**Your objective:** In the copy, include every entry exactly but none of the pictures.

--- Start of Available data ---

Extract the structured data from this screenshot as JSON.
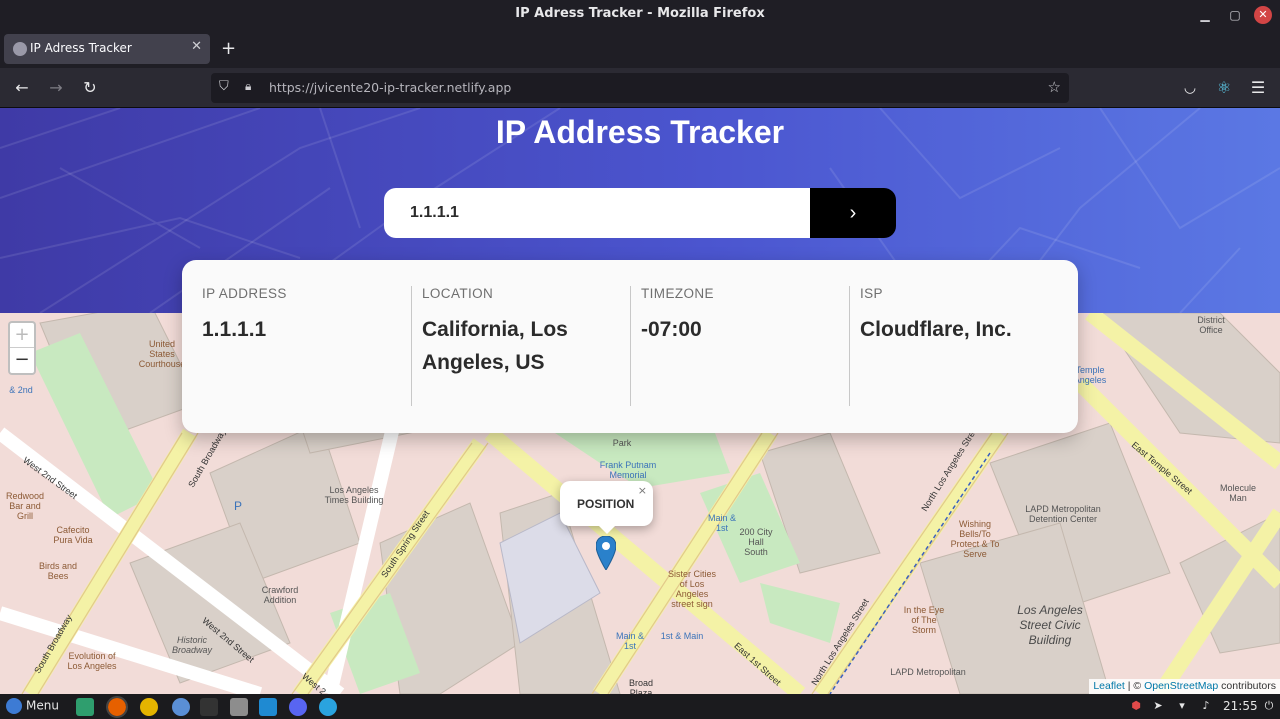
{
  "window": {
    "title": "IP Adress Tracker - Mozilla Firefox"
  },
  "tab": {
    "title": "IP Adress Tracker"
  },
  "urlbar": {
    "url": "https://jvicente20-ip-tracker.netlify.app"
  },
  "page": {
    "title": "IP Address Tracker",
    "search": {
      "value": "1.1.1.1",
      "submit_icon": "chevron-right-icon"
    },
    "info": {
      "ip_label": "IP ADDRESS",
      "ip_value": "1.1.1.1",
      "location_label": "LOCATION",
      "location_value": "California, Los Angeles, US",
      "timezone_label": "TIMEZONE",
      "timezone_value": "-07:00",
      "isp_label": "ISP",
      "isp_value": "Cloudflare, Inc."
    }
  },
  "map": {
    "zoom_in": "+",
    "zoom_out": "−",
    "popup_text": "POSITION",
    "popup_close": "×",
    "attribution": {
      "leaflet": "Leaflet",
      "sep": "| ©",
      "osm": "OpenStreetMap",
      "contributors": "contributors"
    },
    "labels": {
      "us_courthouse": "United States Courthouse",
      "district_office": "District Office",
      "second_and_second": "& 2nd",
      "west_2nd_street": "West 2nd Street",
      "south_broadway": "South Broadway",
      "redwood": "Redwood Bar and Grill",
      "cafecito": "Cafecito Pura Vida",
      "birds": "Birds and Bees",
      "la_times": "Los Angeles Times Building",
      "crawford": "Crawford Addition",
      "historic_broadway": "Historic Broadway",
      "evolution": "Evolution of Los Angeles",
      "south_spring": "South Spring Street",
      "park": "Park",
      "frank_putnam": "Frank Putnam Memorial",
      "main_1st": "Main & 1st",
      "city_hall_south": "200 City Hall South",
      "sister_cities": "Sister Cities of Los Angeles street sign",
      "main_1st_2": "Main & 1st",
      "first_main": "1st & Main",
      "broad_plaza": "Broad Plaza",
      "east_1st_street": "East 1st Street",
      "north_la_street": "North Los Angeles Street",
      "wishing_bells": "Wishing Bells/To Protect & To Serve",
      "lapd_detention": "LAPD Metropolitan Detention Center",
      "eye_of_storm": "In the Eye of The Storm",
      "la_civic": "Los Angeles Street Civic Building",
      "lapd_metro": "LAPD Metropolitan",
      "east_temple": "East Temple Street",
      "molecule": "Molecule Man",
      "temple_angeles": "Temple Angeles",
      "west_2": "West 2",
      "p_marker": "P"
    }
  },
  "taskbar": {
    "menu": "Menu",
    "clock": "21:55"
  }
}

--- End of Available data ---

**Worked answer:**
Extract the structured data from this screenshot as JSON.
{
  "window": {
    "title": "IP Adress Tracker - Mozilla Firefox"
  },
  "tab": {
    "title": "IP Adress Tracker"
  },
  "urlbar": {
    "url": "https://jvicente20-ip-tracker.netlify.app"
  },
  "page": {
    "title": "IP Address Tracker",
    "search": {
      "value": "1.1.1.1",
      "submit_icon": "chevron-right-icon"
    },
    "info": {
      "ip_label": "IP ADDRESS",
      "ip_value": "1.1.1.1",
      "location_label": "LOCATION",
      "location_value": "California, Los Angeles, US",
      "timezone_label": "TIMEZONE",
      "timezone_value": "-07:00",
      "isp_label": "ISP",
      "isp_value": "Cloudflare, Inc."
    }
  },
  "map": {
    "zoom_in": "+",
    "zoom_out": "−",
    "popup_text": "POSITION",
    "popup_close": "×",
    "attribution": {
      "leaflet": "Leaflet",
      "sep": "| ©",
      "osm": "OpenStreetMap",
      "contributors": "contributors"
    },
    "labels": {
      "us_courthouse": "United States Courthouse",
      "district_office": "District Office",
      "second_and_second": "& 2nd",
      "west_2nd_street": "West 2nd Street",
      "south_broadway": "South Broadway",
      "redwood": "Redwood Bar and Grill",
      "cafecito": "Cafecito Pura Vida",
      "birds": "Birds and Bees",
      "la_times": "Los Angeles Times Building",
      "crawford": "Crawford Addition",
      "historic_broadway": "Historic Broadway",
      "evolution": "Evolution of Los Angeles",
      "south_spring": "South Spring Street",
      "park": "Park",
      "frank_putnam": "Frank Putnam Memorial",
      "main_1st": "Main & 1st",
      "city_hall_south": "200 City Hall South",
      "sister_cities": "Sister Cities of Los Angeles street sign",
      "main_1st_2": "Main & 1st",
      "first_main": "1st & Main",
      "broad_plaza": "Broad Plaza",
      "east_1st_street": "East 1st Street",
      "north_la_street": "North Los Angeles Street",
      "wishing_bells": "Wishing Bells/To Protect & To Serve",
      "lapd_detention": "LAPD Metropolitan Detention Center",
      "eye_of_storm": "In the Eye of The Storm",
      "la_civic": "Los Angeles Street Civic Building",
      "lapd_metro": "LAPD Metropolitan",
      "east_temple": "East Temple Street",
      "molecule": "Molecule Man",
      "temple_angeles": "Temple Angeles",
      "west_2": "West 2",
      "p_marker": "P"
    }
  },
  "taskbar": {
    "menu": "Menu",
    "clock": "21:55"
  }
}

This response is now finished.